**EXERCISE BRIEF**
Could you copy the listing from the line containing "Text: 28226A: 28226A xyxy=(178,38,213,49)" down to the line containing "Bar xyxy=(240,72,270,90)", both lines included, reproducing every character unchanged?

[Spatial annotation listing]
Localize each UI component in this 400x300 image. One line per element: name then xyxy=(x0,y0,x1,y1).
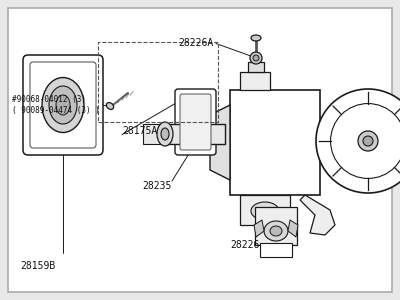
Text: 28226A: 28226A xyxy=(178,38,213,49)
Ellipse shape xyxy=(56,95,70,115)
Ellipse shape xyxy=(250,52,262,64)
FancyBboxPatch shape xyxy=(30,62,96,148)
Polygon shape xyxy=(288,220,298,237)
Circle shape xyxy=(316,89,400,193)
Ellipse shape xyxy=(157,122,173,146)
FancyBboxPatch shape xyxy=(23,55,103,155)
Circle shape xyxy=(330,103,400,178)
Bar xyxy=(143,124,165,144)
Circle shape xyxy=(363,136,373,146)
Ellipse shape xyxy=(49,86,77,124)
Ellipse shape xyxy=(251,202,279,220)
FancyBboxPatch shape xyxy=(180,94,211,150)
Ellipse shape xyxy=(270,226,282,236)
Bar xyxy=(230,90,320,195)
Bar xyxy=(240,72,270,90)
Ellipse shape xyxy=(251,35,261,41)
Bar xyxy=(165,124,225,144)
FancyBboxPatch shape xyxy=(175,89,216,155)
Bar xyxy=(248,62,264,72)
Bar xyxy=(240,195,290,225)
Ellipse shape xyxy=(161,128,169,140)
Bar xyxy=(260,243,292,257)
Bar xyxy=(255,207,297,245)
Ellipse shape xyxy=(253,55,259,61)
Text: 28226: 28226 xyxy=(230,239,259,250)
Text: 28175A: 28175A xyxy=(122,125,157,136)
Polygon shape xyxy=(210,105,230,180)
Bar xyxy=(320,125,330,160)
Text: #90068-04012 (3)
( 90089-04474 (3) ): #90068-04012 (3) ( 90089-04474 (3) ) xyxy=(12,94,100,116)
Text: 28159B: 28159B xyxy=(20,261,56,271)
Polygon shape xyxy=(300,195,335,235)
Ellipse shape xyxy=(264,221,288,241)
Ellipse shape xyxy=(42,77,84,133)
Polygon shape xyxy=(254,220,264,237)
Ellipse shape xyxy=(106,103,114,110)
Text: 28235: 28235 xyxy=(142,181,171,191)
Bar xyxy=(98,42,218,122)
Circle shape xyxy=(358,131,378,151)
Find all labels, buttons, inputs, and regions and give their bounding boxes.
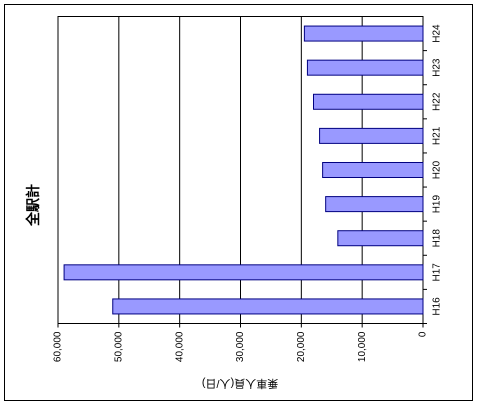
category-label-h16: H16 [432, 297, 443, 316]
category-label-h18: H18 [432, 229, 443, 248]
category-label-h21: H21 [432, 126, 443, 145]
chart-title: 全駅計 [25, 184, 41, 227]
bar-h24 [303, 25, 424, 42]
bar-h19 [325, 196, 424, 213]
value-tick-label: 50,000 [113, 331, 124, 362]
bar-h20 [322, 161, 424, 179]
value-axis-label: 乗車人員(人/日) [202, 377, 278, 391]
category-labels: H16 H17 H18 H19 H20 H21 H22 H23 H24 [423, 24, 443, 324]
value-tick-label: 60,000 [53, 331, 64, 362]
category-label-h17: H17 [432, 263, 443, 282]
bar-h22 [313, 93, 424, 110]
value-tick-label: 0 [418, 331, 429, 337]
bar-h21 [319, 127, 424, 144]
bar-h16 [112, 298, 424, 315]
category-label-h20: H20 [432, 160, 443, 179]
category-label-h24: H24 [432, 24, 443, 43]
bar-h23 [306, 59, 424, 76]
value-tick-labels: 0 10,000 20,000 30,000 40,000 50,000 60,000 [53, 323, 429, 362]
category-label-h22: H22 [432, 92, 443, 111]
category-label-h19: H19 [432, 195, 443, 214]
bar-h17 [63, 264, 424, 281]
value-tick-label: 40,000 [174, 331, 185, 362]
value-tick-label: 20,000 [296, 331, 307, 362]
bars [63, 25, 424, 315]
category-label-h23: H23 [432, 58, 443, 77]
value-tick-label: 10,000 [357, 331, 368, 362]
bar-h18 [337, 230, 424, 247]
value-tick-label: 30,000 [235, 331, 246, 362]
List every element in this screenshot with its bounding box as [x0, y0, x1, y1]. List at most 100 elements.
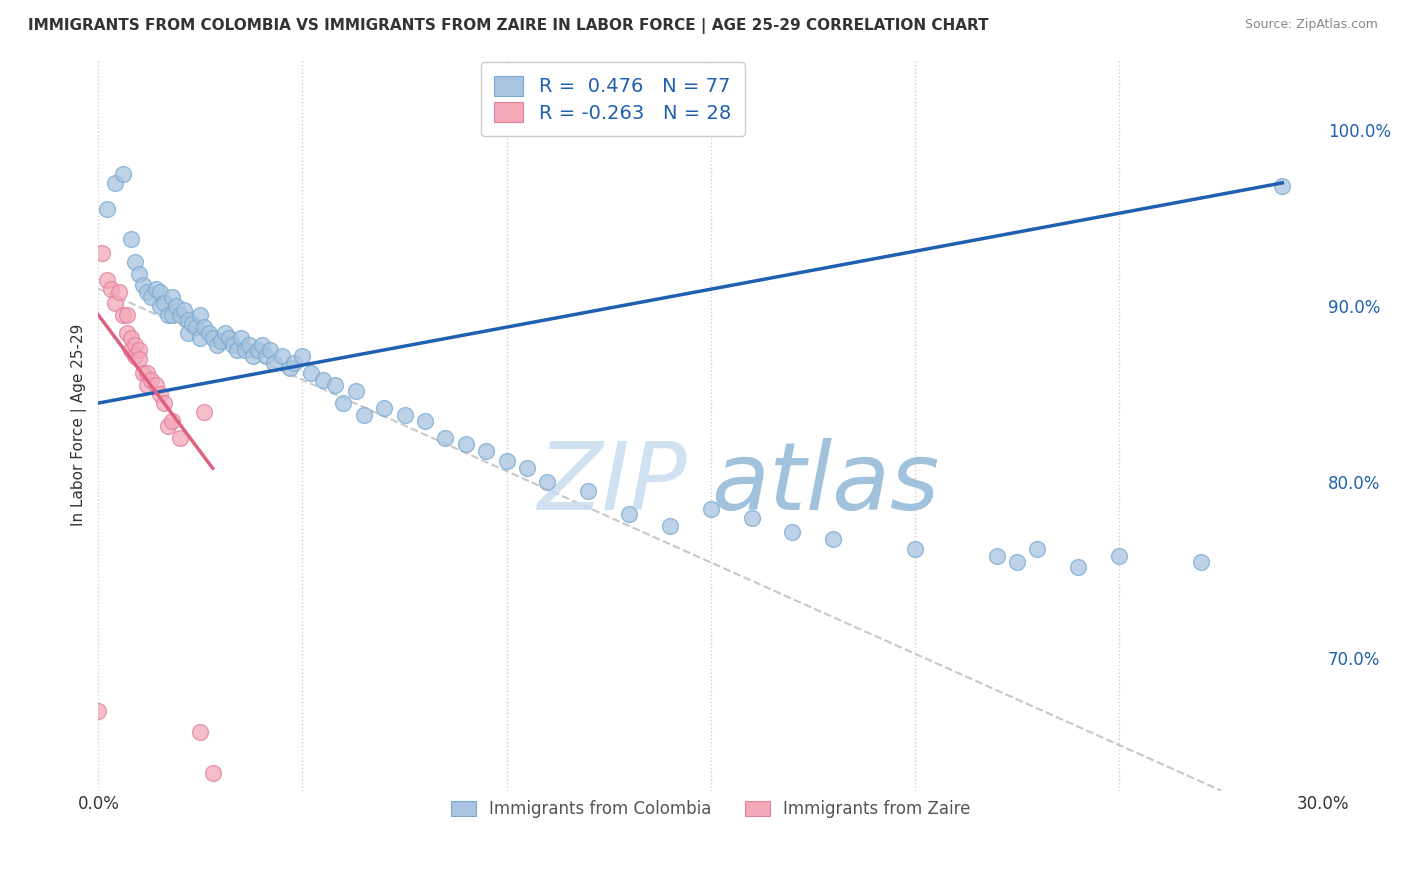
Text: ZIP: ZIP [537, 438, 686, 529]
Point [700, 501, 723, 516]
Point [111, 167, 134, 181]
Point [576, 484, 599, 499]
Legend: Immigrants from Colombia, Immigrants from Zaire: Immigrants from Colombia, Immigrants fro… [443, 791, 979, 826]
Point [156, 419, 179, 434]
Point [291, 349, 314, 363]
Text: atlas: atlas [711, 438, 939, 529]
Point [132, 278, 155, 293]
Point [115, 308, 138, 322]
Point [141, 373, 163, 387]
Point [124, 349, 146, 363]
Point [1189, 555, 1212, 569]
Point [1026, 542, 1049, 557]
Point [271, 349, 294, 363]
Point [233, 343, 256, 358]
Point [120, 331, 142, 345]
Point [242, 349, 264, 363]
Point [1108, 549, 1130, 564]
Point [128, 352, 150, 367]
Point [495, 454, 517, 468]
Point [156, 308, 179, 322]
Point [145, 378, 167, 392]
Point [169, 308, 191, 322]
Point [149, 285, 172, 299]
Point [250, 338, 273, 352]
Point [149, 387, 172, 401]
Point [658, 519, 681, 533]
Point [145, 282, 167, 296]
Point [177, 313, 200, 327]
Point [120, 343, 142, 358]
Point [259, 343, 281, 358]
Point [246, 343, 269, 358]
Point [173, 302, 195, 317]
Point [190, 331, 212, 345]
Point [1005, 555, 1028, 569]
Point [209, 334, 232, 349]
Point [218, 331, 240, 345]
Point [177, 326, 200, 340]
Point [128, 343, 150, 358]
Point [160, 290, 183, 304]
Point [193, 320, 215, 334]
Point [190, 308, 212, 322]
Point [741, 510, 763, 524]
Point [120, 232, 142, 246]
Point [214, 326, 236, 340]
Text: IMMIGRANTS FROM COLOMBIA VS IMMIGRANTS FROM ZAIRE IN LABOR FORCE | AGE 25-29 COR: IMMIGRANTS FROM COLOMBIA VS IMMIGRANTS F… [28, 18, 988, 34]
Point [823, 532, 845, 546]
Point [136, 366, 159, 380]
Point [299, 366, 322, 380]
Point [104, 176, 127, 190]
Point [617, 507, 640, 521]
Point [373, 401, 395, 416]
Point [1271, 179, 1294, 194]
Point [136, 378, 159, 392]
Point [87, 704, 110, 718]
Point [278, 360, 301, 375]
Point [413, 414, 436, 428]
Point [254, 349, 277, 363]
Point [344, 384, 367, 398]
Point [201, 331, 224, 345]
Point [128, 268, 150, 282]
Point [323, 378, 346, 392]
Point [169, 431, 191, 445]
Point [283, 355, 305, 369]
Point [160, 414, 183, 428]
Point [104, 295, 127, 310]
Point [782, 524, 804, 539]
Point [394, 409, 416, 423]
Point [904, 542, 927, 557]
Point [124, 338, 146, 352]
Point [165, 299, 187, 313]
Point [226, 343, 249, 358]
Point [454, 436, 477, 450]
Point [986, 549, 1008, 564]
Point [160, 308, 183, 322]
Point [536, 475, 558, 490]
Point [353, 409, 375, 423]
Point [141, 290, 163, 304]
Point [516, 461, 538, 475]
Point [475, 443, 498, 458]
Point [332, 396, 354, 410]
Point [201, 766, 224, 780]
Point [190, 725, 212, 739]
Point [434, 431, 457, 445]
Text: Source: ZipAtlas.com: Source: ZipAtlas.com [1244, 18, 1378, 31]
Point [312, 373, 335, 387]
Point [186, 320, 208, 334]
Y-axis label: In Labor Force | Age 25-29: In Labor Force | Age 25-29 [72, 324, 87, 526]
Point [238, 338, 260, 352]
Point [222, 338, 245, 352]
Point [132, 366, 155, 380]
Point [205, 338, 228, 352]
Point [1067, 560, 1090, 574]
Point [124, 255, 146, 269]
Point [152, 295, 174, 310]
Point [152, 396, 174, 410]
Point [263, 355, 285, 369]
Point [96, 202, 118, 217]
Point [193, 405, 215, 419]
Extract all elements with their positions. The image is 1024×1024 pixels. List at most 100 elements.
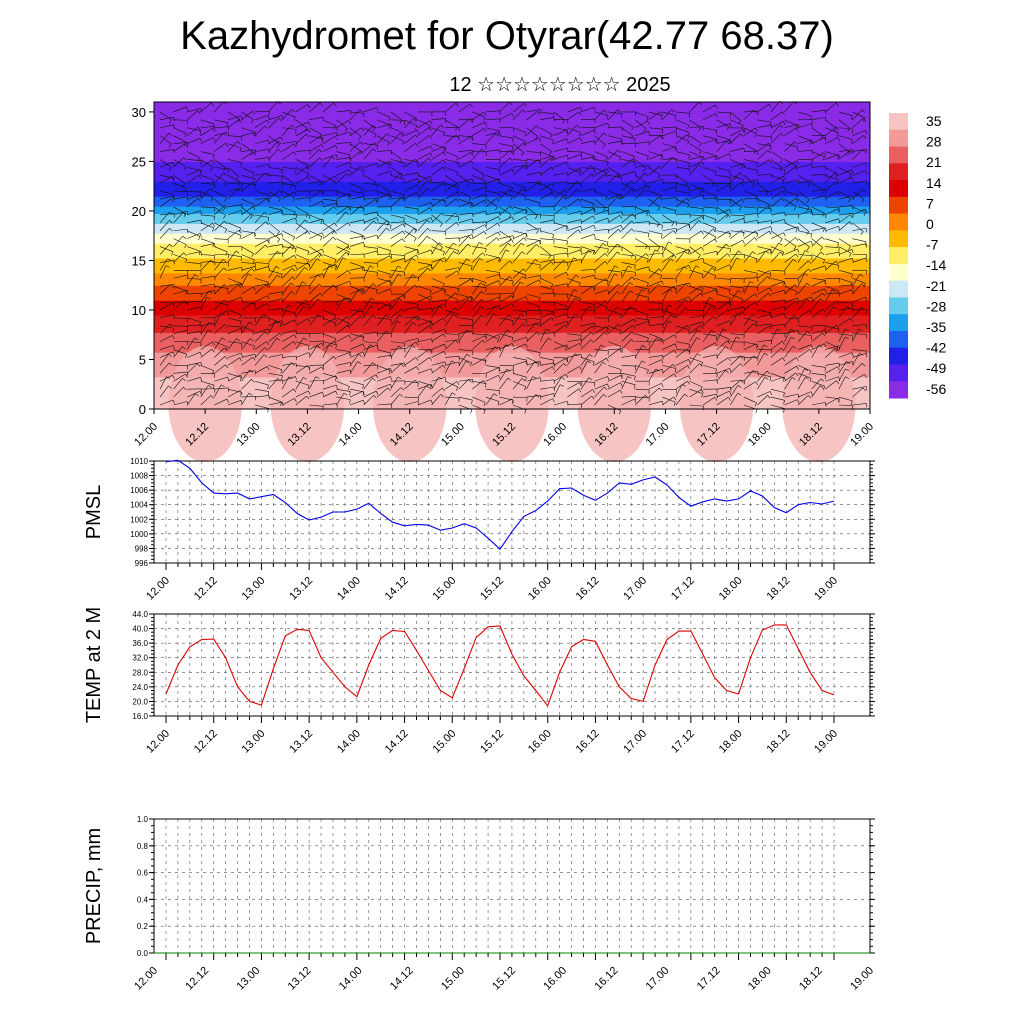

**RESULT OF THIS EXERCISE**
Text: 28226A: 28226A xyxy=(178,38,213,49)
Ellipse shape xyxy=(56,95,70,115)
Ellipse shape xyxy=(250,52,262,64)
FancyBboxPatch shape xyxy=(30,62,96,148)
Polygon shape xyxy=(288,220,298,237)
Circle shape xyxy=(316,89,400,193)
Ellipse shape xyxy=(157,122,173,146)
FancyBboxPatch shape xyxy=(23,55,103,155)
Circle shape xyxy=(330,103,400,178)
Bar xyxy=(143,124,165,144)
Circle shape xyxy=(363,136,373,146)
Ellipse shape xyxy=(49,86,77,124)
Ellipse shape xyxy=(251,202,279,220)
FancyBboxPatch shape xyxy=(180,94,211,150)
Ellipse shape xyxy=(270,226,282,236)
Bar xyxy=(230,90,320,195)
Bar xyxy=(240,72,270,90)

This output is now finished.